*THE RECORDS*
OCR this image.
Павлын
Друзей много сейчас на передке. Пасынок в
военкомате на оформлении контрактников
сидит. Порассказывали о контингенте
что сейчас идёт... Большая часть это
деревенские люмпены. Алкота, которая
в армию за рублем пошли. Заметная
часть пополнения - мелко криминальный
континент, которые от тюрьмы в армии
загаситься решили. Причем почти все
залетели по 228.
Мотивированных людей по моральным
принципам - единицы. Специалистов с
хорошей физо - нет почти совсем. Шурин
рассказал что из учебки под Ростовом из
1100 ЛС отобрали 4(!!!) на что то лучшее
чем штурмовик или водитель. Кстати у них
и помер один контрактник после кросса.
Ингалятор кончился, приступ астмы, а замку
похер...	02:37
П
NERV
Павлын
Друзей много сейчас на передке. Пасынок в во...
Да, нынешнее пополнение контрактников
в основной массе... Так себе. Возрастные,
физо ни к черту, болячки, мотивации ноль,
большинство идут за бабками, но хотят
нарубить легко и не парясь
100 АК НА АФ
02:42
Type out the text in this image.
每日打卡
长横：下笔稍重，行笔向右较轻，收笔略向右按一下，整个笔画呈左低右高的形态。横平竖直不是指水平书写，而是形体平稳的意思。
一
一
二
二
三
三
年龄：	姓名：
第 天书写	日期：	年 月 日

*REQUIRED WORK*
Reproduce the records above exactly.

*TASK ANSWER*
OCR this image.
Павлын
Друзей много сейчас на передке. Пасынок в
военкомате на оформлении контрактников
сидит. Порассказывали о контингенте
что сейчас идёт... Большая часть это
деревенские люмпены. Алкота, которая
в армию за рублем пошли. Заметная
часть пополнения - мелко криминальный
континент, которые от тюрьмы в армии
загаситься решили. Причем почти все
залетели по 228.
Мотивированных людей по моральным
принципам - единицы. Специалистов с
хорошей физо - нет почти совсем. Шурин
рассказал что из учебки под Ростовом из
1100 ЛС отобрали 4(!!!) на что то лучшее
чем штурмовик или водитель. Кстати у них
и помер один контрактник после кросса.
Ингалятор кончился, приступ астмы, а замку
похер...	02:37
П
NERV
Павлын
Друзей много сейчас на передке. Пасынок в во...
Да, нынешнее пополнение контрактников
в основной массе... Так себе. Возрастные,
физо ни к черту, болячки, мотивации ноль,
большинство идут за бабками, но хотят
нарубить легко и не парясь
100 АК НА АФ
02:42
Type out the text in this image.
每日打卡
长横：下笔稍重，行笔向右较轻，收笔略向右按一下，整个笔画呈左低右高的形态。横平竖直不是指水平书写，而是形体平稳的意思。
一
一
二
二
三
三
年龄：	姓名：
第 天书写	日期：	年 月 日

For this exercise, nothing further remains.